* Record list

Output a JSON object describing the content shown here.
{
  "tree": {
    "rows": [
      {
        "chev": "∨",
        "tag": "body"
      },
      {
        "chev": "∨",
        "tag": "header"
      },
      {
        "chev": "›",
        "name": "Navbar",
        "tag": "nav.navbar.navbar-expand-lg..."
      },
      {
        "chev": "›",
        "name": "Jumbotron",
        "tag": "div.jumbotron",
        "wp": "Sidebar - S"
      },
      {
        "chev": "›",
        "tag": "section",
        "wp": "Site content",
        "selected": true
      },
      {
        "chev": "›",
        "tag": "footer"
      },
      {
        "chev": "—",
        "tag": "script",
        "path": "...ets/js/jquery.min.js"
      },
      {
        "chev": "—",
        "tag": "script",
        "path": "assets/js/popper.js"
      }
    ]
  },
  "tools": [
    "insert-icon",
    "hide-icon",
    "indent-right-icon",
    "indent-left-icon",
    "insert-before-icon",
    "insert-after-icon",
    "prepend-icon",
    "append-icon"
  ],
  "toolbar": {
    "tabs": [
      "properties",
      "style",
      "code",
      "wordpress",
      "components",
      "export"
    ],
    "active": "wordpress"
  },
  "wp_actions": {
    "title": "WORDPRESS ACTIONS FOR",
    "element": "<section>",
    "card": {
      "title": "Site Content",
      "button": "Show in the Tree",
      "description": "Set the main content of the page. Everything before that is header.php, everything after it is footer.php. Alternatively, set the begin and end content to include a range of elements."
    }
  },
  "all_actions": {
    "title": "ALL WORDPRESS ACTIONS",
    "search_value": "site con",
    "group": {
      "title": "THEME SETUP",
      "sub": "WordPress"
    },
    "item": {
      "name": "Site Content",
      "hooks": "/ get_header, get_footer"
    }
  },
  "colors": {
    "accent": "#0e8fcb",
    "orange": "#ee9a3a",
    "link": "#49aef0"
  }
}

* Task brief
Report back each line of the entries that holds the string "insert".

* Finished task
    "insert-icon",
    "insert-before-icon",
    "insert-after-icon",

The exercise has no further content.